- _Problem_: Reproduce the data that follows in its entirety, character for character.

***

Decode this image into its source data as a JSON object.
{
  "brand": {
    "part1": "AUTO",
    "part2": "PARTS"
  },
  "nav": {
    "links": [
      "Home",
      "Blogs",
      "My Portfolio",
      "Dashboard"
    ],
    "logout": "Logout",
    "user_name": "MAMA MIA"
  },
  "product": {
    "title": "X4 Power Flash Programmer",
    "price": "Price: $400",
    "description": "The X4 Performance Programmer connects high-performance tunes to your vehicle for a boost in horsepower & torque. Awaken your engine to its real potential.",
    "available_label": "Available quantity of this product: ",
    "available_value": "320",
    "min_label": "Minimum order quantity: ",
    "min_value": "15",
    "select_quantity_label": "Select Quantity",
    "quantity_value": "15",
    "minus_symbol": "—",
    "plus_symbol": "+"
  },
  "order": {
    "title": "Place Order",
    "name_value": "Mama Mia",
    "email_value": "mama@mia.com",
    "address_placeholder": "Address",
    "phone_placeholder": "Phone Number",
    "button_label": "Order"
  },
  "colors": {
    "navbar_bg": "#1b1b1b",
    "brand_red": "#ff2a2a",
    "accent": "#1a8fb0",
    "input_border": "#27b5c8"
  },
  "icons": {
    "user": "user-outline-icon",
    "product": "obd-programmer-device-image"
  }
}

***

- _Output for this task_:
Decode this image into its source data as a JSON object.
{
  "brand": {
    "part1": "AUTO",
    "part2": "PARTS"
  },
  "nav": {
    "links": [
      "Home",
      "Blogs",
      "My Portfolio",
      "Dashboard"
    ],
    "logout": "Logout",
    "user_name": "MAMA MIA"
  },
  "product": {
    "title": "X4 Power Flash Programmer",
    "price": "Price: $400",
    "description": "The X4 Performance Programmer connects high-performance tunes to your vehicle for a boost in horsepower & torque. Awaken your engine to its real potential.",
    "available_label": "Available quantity of this product: ",
    "available_value": "320",
    "min_label": "Minimum order quantity: ",
    "min_value": "15",
    "select_quantity_label": "Select Quantity",
    "quantity_value": "15",
    "minus_symbol": "—",
    "plus_symbol": "+"
  },
  "order": {
    "title": "Place Order",
    "name_value": "Mama Mia",
    "email_value": "mama@mia.com",
    "address_placeholder": "Address",
    "phone_placeholder": "Phone Number",
    "button_label": "Order"
  },
  "colors": {
    "navbar_bg": "#1b1b1b",
    "brand_red": "#ff2a2a",
    "accent": "#1a8fb0",
    "input_border": "#27b5c8"
  },
  "icons": {
    "user": "user-outline-icon",
    "product": "obd-programmer-device-image"
  }
}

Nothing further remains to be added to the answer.